Short exercise
Return all lines from the listing below in which the string "premises" occurs.

--

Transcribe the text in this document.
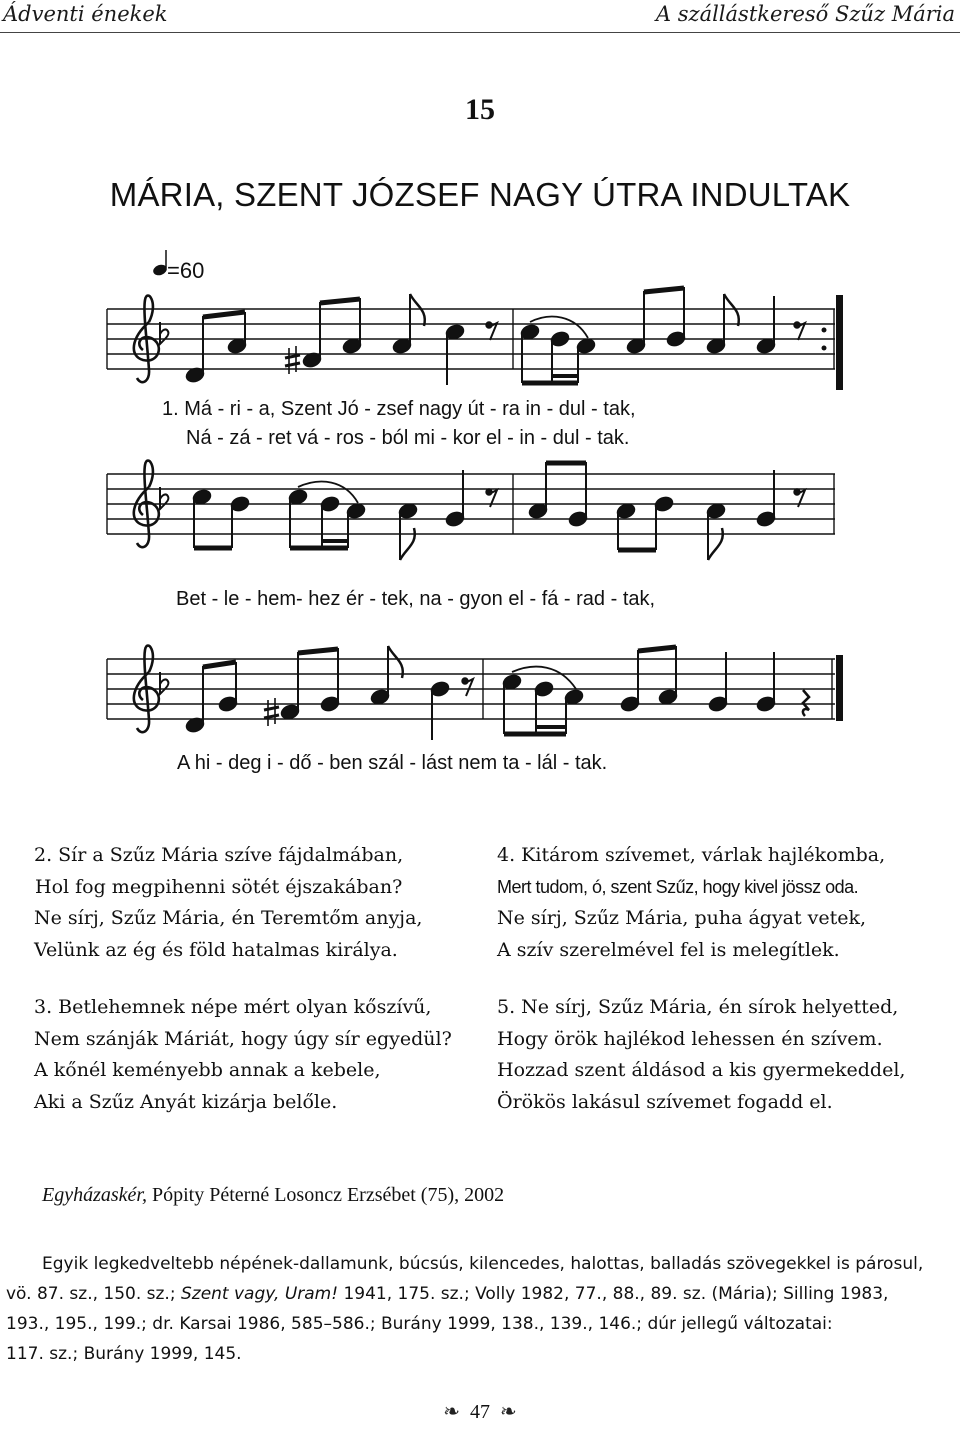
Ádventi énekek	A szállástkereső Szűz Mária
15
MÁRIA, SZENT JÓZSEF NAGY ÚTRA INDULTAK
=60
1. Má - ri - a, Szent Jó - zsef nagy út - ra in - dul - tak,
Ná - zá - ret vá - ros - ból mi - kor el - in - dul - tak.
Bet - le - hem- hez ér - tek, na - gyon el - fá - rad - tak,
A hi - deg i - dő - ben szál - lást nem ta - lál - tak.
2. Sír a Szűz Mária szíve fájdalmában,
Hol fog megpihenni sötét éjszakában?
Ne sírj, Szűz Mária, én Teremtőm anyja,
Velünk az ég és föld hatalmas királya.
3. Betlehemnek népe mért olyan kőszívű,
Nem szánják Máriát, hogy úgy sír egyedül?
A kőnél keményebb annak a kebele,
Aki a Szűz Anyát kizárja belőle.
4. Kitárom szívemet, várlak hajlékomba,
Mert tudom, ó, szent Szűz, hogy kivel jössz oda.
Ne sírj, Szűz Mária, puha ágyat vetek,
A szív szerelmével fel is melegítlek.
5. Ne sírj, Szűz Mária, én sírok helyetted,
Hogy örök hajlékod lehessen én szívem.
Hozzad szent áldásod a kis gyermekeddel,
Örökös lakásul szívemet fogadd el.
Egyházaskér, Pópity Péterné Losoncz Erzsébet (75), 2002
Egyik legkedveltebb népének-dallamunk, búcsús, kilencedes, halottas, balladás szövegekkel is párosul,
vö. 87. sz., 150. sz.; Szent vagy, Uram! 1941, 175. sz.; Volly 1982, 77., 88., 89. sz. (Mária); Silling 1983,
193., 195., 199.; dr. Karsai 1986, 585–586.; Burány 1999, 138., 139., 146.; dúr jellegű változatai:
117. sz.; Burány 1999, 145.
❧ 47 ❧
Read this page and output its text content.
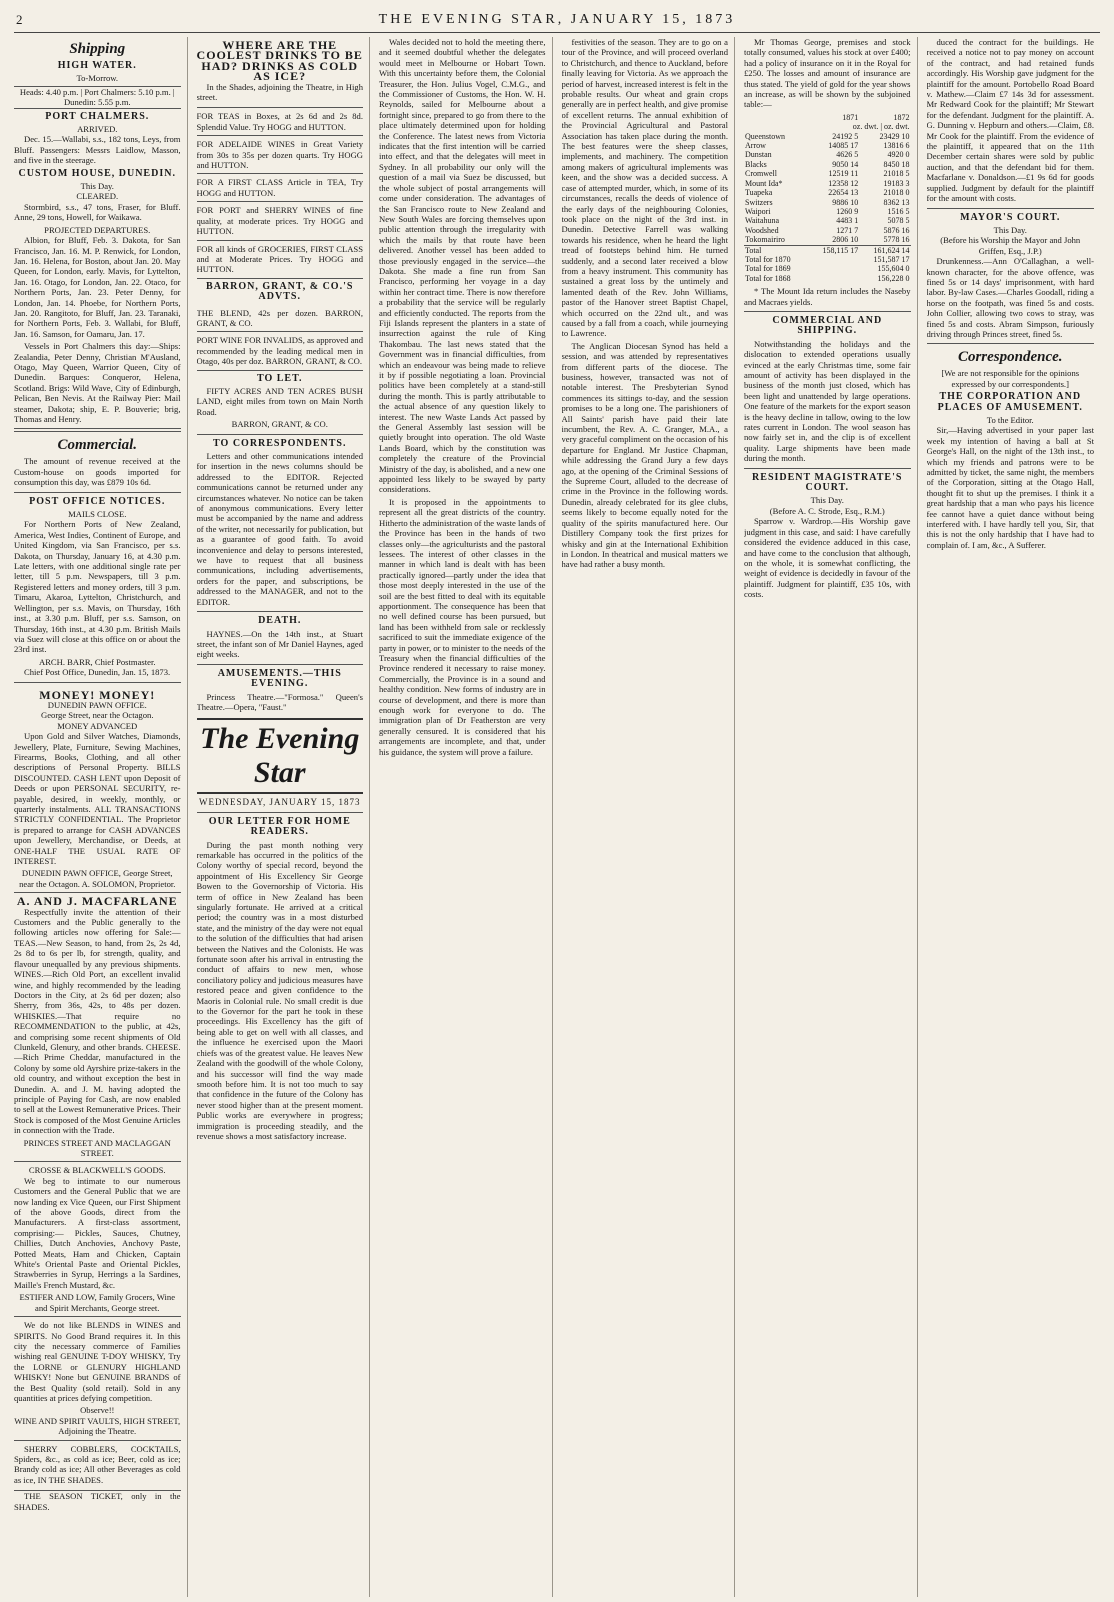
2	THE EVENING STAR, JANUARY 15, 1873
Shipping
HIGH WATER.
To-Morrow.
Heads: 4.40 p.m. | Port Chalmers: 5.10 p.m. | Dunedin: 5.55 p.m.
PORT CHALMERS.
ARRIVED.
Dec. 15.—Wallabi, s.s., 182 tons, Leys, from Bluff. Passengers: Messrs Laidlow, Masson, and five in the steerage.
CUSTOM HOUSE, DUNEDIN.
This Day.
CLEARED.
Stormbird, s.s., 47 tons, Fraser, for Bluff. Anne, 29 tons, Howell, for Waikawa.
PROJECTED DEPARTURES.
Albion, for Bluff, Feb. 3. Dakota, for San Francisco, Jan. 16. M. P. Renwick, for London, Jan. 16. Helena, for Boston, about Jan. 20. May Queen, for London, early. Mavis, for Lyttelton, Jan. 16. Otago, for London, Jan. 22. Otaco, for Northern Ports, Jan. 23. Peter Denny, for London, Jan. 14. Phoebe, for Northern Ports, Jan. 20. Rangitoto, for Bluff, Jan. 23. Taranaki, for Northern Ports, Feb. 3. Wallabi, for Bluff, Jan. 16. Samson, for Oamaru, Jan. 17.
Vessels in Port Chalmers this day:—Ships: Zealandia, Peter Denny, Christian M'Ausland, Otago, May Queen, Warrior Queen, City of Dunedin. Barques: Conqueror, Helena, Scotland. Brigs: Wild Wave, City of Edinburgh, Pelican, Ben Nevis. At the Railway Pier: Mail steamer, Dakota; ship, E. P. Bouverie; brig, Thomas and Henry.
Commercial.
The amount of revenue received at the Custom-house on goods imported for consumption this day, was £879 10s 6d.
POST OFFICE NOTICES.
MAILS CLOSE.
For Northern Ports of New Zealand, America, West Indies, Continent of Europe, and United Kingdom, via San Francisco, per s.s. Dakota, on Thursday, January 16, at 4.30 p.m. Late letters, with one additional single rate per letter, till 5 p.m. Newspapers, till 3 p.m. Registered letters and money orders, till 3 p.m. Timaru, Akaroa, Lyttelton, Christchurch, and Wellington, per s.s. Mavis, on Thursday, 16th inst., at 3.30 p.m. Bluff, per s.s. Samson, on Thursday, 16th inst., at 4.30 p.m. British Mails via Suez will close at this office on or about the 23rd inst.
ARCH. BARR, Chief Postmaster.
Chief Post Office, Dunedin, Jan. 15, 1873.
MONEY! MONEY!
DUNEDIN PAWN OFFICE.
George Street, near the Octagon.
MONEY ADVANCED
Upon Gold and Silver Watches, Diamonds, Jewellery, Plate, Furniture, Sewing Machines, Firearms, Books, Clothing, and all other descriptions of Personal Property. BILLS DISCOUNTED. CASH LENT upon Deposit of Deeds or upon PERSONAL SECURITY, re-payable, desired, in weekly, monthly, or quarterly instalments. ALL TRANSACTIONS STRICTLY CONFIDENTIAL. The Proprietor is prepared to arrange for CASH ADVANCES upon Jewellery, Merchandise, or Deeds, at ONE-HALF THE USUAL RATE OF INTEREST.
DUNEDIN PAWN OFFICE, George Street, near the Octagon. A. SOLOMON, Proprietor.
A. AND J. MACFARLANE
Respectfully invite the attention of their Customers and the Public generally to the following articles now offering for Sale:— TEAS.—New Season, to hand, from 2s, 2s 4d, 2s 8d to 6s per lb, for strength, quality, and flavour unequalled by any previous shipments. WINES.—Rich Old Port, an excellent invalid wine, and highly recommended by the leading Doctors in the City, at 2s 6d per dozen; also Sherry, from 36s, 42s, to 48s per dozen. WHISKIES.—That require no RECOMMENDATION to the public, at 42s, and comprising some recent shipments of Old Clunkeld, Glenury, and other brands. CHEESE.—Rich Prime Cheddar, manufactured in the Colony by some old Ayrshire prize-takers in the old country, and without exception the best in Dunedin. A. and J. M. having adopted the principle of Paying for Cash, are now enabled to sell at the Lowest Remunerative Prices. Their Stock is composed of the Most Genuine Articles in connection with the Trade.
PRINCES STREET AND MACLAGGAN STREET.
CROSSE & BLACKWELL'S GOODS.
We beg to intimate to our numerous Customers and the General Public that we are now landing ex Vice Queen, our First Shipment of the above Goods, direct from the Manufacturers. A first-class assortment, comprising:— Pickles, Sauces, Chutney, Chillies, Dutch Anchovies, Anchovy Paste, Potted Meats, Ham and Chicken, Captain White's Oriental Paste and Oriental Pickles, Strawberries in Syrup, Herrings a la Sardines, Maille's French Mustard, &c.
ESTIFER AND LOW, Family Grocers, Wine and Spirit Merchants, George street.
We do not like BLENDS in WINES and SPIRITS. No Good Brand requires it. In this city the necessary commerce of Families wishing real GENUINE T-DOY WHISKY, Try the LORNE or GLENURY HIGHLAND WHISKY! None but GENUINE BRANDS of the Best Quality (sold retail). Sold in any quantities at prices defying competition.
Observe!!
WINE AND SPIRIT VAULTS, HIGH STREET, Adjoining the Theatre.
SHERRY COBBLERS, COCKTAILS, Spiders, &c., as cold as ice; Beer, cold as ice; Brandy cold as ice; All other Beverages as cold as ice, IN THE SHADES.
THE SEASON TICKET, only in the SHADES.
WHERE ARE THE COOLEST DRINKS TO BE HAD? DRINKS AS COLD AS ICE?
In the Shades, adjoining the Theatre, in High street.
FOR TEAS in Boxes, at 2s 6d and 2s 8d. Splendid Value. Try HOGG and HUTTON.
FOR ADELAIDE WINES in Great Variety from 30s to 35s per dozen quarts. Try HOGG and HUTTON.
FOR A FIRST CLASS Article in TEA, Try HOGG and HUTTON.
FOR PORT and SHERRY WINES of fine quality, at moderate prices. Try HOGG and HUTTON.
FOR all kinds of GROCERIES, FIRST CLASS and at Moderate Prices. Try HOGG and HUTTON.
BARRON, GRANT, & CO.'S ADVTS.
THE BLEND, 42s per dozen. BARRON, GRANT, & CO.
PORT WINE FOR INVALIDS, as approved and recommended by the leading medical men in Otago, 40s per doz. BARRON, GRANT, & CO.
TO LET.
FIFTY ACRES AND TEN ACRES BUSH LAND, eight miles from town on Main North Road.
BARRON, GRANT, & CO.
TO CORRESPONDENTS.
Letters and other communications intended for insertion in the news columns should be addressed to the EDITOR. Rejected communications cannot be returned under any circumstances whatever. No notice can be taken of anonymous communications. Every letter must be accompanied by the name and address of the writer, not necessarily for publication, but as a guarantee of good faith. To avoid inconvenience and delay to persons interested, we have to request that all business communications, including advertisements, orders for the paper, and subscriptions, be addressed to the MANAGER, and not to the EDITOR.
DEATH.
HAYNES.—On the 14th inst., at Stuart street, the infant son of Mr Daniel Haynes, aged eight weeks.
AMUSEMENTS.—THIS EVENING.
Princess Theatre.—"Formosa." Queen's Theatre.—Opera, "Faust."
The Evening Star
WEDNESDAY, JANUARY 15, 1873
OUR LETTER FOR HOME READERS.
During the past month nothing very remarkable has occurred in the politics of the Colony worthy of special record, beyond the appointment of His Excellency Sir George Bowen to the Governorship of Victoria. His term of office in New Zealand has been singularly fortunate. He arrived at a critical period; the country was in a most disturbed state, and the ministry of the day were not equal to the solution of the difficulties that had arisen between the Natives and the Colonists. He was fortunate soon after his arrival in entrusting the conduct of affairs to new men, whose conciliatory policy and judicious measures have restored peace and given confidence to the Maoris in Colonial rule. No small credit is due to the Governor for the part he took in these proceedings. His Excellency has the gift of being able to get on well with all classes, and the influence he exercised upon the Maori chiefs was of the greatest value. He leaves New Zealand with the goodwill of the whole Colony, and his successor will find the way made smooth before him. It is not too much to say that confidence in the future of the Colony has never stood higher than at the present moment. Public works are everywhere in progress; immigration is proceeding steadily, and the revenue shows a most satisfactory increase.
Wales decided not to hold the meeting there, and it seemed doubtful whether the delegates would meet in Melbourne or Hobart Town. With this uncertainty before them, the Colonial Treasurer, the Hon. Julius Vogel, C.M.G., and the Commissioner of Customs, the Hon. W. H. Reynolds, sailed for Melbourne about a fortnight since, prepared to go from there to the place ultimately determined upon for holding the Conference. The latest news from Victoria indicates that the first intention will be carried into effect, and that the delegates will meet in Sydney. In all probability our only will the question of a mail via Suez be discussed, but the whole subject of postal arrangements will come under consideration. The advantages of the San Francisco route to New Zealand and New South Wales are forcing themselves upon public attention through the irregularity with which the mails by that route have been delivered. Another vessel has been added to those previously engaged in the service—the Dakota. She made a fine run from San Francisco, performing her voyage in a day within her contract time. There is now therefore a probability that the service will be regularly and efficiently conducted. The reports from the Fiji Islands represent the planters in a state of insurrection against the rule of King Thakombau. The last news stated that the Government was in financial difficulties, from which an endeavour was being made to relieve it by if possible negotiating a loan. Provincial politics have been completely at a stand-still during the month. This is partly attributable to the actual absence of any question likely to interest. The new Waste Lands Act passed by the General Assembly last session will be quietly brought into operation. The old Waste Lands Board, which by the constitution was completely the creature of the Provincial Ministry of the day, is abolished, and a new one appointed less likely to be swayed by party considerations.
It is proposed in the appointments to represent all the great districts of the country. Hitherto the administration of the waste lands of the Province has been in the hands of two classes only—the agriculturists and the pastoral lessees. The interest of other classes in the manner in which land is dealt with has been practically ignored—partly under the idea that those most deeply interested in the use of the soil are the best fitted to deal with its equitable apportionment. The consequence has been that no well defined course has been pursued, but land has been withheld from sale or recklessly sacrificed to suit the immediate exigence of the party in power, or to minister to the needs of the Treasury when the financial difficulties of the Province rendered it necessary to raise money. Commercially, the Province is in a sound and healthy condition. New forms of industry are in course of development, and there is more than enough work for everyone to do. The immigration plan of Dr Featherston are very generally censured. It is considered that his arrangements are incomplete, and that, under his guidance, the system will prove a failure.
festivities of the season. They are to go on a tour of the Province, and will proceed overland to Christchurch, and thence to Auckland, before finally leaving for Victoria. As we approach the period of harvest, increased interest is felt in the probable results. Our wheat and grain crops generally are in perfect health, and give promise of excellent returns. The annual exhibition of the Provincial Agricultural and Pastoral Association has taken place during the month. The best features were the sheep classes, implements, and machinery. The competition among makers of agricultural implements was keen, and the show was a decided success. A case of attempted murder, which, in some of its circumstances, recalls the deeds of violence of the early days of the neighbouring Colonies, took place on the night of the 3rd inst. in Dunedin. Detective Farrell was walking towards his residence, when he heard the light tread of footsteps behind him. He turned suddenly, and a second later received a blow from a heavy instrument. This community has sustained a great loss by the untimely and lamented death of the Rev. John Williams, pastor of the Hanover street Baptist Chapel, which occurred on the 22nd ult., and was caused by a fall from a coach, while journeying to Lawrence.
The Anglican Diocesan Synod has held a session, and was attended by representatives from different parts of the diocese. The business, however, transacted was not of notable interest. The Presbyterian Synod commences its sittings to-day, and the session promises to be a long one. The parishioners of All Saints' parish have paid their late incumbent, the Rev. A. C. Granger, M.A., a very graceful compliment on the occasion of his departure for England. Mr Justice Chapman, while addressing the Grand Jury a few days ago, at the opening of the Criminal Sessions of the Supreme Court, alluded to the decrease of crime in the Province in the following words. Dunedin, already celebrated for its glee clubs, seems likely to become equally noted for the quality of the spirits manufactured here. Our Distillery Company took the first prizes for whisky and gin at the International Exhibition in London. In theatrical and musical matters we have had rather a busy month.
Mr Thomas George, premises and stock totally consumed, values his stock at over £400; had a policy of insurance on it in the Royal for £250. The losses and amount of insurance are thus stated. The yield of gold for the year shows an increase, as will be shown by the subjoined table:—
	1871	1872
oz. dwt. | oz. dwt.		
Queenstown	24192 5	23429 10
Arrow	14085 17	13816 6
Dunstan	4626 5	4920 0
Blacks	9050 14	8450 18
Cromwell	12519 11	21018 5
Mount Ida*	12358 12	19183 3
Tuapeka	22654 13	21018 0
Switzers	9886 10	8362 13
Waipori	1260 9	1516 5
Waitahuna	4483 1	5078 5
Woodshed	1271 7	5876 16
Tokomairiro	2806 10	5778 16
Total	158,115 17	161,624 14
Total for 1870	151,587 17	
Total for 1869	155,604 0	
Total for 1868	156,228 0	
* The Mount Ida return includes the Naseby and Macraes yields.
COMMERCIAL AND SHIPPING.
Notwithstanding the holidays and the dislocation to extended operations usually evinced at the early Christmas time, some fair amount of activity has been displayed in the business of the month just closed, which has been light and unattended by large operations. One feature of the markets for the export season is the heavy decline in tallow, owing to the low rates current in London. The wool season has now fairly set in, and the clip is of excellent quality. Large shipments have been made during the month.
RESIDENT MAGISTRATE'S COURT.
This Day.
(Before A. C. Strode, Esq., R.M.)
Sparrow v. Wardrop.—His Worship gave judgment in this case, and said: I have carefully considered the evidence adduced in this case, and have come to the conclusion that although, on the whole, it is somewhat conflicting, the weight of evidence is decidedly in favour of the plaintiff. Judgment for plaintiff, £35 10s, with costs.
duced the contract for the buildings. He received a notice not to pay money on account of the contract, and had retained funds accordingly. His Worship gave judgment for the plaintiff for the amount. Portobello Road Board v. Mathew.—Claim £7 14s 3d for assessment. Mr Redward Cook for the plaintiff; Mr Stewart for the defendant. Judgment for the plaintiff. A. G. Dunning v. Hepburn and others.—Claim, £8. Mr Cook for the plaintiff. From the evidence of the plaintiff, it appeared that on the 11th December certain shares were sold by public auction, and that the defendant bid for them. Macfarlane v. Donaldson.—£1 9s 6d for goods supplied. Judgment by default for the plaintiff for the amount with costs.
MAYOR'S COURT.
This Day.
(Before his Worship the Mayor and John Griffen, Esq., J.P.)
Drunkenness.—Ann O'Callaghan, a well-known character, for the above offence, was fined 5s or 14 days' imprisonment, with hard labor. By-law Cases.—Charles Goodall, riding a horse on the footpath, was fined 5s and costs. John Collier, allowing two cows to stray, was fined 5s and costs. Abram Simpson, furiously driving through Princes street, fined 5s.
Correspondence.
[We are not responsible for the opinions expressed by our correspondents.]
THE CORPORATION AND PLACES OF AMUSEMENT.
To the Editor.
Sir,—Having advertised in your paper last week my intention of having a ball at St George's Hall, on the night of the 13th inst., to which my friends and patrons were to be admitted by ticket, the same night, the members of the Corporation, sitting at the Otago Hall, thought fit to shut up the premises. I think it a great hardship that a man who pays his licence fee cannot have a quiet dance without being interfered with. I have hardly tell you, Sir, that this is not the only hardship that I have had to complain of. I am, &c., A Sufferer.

--

Exercise response
Mr Thomas George, premises and stock totally consumed, values his stock at over £400; had a policy of insurance on it in the Royal for £250. The losses and amount of insurance are thus stated. The yield of gold for the year shows an increase, as will be shown by the subjoined table:—
Sir,—Having advertised in your paper last week my intention of having a ball at St George's Hall, on the night of the 13th inst., to which my friends and patrons were to be admitted by ticket, the same night, the members of the Corporation, sitting at the Otago Hall, thought fit to shut up the premises. I think it a great hardship that a man who pays his licence fee cannot have a quiet dance without being interfered with. I have hardly tell you, Sir, that this is not the only hardship that I have had to complain of. I am, &c., A Sufferer.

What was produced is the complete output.